- _Excerpts from a figure dataset_:
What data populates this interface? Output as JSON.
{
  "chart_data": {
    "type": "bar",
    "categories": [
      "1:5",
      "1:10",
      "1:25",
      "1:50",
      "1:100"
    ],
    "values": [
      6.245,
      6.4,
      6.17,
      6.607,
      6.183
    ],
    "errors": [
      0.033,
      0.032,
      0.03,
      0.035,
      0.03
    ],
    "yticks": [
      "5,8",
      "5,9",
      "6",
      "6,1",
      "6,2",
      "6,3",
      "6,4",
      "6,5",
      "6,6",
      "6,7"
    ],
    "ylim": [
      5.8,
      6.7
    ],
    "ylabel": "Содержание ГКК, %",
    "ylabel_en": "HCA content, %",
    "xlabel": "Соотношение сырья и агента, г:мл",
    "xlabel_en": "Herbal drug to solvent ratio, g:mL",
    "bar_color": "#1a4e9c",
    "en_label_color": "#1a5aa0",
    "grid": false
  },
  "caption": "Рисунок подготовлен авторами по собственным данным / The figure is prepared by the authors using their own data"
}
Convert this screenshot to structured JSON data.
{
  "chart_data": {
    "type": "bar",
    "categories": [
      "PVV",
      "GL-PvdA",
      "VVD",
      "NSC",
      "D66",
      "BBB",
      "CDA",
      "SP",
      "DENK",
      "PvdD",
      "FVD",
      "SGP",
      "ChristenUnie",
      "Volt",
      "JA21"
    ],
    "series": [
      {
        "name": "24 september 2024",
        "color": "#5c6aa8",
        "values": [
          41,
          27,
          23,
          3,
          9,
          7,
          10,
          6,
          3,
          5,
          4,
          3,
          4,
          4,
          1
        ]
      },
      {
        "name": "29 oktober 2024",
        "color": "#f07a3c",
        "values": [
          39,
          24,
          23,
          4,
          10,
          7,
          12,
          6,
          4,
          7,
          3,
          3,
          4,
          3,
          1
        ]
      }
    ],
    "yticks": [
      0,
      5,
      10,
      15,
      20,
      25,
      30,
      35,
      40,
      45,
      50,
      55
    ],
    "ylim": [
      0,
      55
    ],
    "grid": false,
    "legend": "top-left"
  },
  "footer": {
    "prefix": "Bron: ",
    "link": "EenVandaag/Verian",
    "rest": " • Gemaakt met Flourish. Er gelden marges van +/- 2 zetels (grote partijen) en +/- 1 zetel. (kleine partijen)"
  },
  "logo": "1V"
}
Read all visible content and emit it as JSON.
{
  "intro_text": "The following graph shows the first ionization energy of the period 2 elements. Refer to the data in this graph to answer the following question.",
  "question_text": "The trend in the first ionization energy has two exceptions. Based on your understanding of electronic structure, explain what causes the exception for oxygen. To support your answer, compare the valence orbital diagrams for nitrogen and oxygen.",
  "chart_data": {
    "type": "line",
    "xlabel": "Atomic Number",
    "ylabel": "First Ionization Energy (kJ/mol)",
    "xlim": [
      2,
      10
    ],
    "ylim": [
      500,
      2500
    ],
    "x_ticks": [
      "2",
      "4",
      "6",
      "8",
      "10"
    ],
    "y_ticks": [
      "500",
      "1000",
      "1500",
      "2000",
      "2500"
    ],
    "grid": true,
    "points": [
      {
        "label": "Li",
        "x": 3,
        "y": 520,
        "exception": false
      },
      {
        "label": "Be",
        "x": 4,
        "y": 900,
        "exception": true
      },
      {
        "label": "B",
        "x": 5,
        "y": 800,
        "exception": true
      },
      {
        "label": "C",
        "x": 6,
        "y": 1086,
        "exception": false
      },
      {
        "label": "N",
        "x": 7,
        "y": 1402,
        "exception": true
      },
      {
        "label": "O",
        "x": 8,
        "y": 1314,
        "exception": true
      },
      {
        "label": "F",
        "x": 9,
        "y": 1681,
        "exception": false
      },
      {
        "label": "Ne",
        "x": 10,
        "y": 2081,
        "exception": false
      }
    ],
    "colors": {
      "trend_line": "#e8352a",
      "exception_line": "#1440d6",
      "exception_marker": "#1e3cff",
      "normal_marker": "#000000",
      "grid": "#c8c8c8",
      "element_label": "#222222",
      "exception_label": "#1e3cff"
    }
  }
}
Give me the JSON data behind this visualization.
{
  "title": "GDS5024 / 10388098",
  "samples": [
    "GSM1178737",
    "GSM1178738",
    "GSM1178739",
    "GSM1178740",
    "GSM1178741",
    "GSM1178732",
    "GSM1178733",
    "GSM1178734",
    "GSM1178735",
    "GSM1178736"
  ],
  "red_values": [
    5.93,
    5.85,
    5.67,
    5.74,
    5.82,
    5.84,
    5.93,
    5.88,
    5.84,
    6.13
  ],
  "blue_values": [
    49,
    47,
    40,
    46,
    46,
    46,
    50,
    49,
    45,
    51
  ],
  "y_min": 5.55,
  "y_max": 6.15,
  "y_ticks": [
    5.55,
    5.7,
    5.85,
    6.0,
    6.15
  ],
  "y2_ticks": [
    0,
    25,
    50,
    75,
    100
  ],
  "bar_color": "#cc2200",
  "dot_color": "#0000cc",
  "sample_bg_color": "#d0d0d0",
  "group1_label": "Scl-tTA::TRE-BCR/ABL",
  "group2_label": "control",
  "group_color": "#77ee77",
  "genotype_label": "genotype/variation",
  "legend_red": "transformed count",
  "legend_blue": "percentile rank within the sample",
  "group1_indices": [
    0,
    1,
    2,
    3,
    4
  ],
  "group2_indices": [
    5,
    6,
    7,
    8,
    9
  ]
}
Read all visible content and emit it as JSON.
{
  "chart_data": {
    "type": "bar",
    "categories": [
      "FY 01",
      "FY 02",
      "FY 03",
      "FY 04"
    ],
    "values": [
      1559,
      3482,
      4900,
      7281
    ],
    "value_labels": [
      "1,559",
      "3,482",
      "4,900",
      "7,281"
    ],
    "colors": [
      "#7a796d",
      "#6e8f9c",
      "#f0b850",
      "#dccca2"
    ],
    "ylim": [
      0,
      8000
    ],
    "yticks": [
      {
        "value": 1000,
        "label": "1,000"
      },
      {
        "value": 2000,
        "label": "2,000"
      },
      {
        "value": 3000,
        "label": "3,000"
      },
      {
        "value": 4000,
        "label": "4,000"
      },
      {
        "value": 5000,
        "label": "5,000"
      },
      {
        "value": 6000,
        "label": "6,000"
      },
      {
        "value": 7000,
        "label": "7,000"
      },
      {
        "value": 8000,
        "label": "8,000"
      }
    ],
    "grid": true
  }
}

- _EXERCISE OBJECTIVE_: The word "name" appears in how many lines of the data? Answer with only the number.

- _ANSWER IN FULL_: 2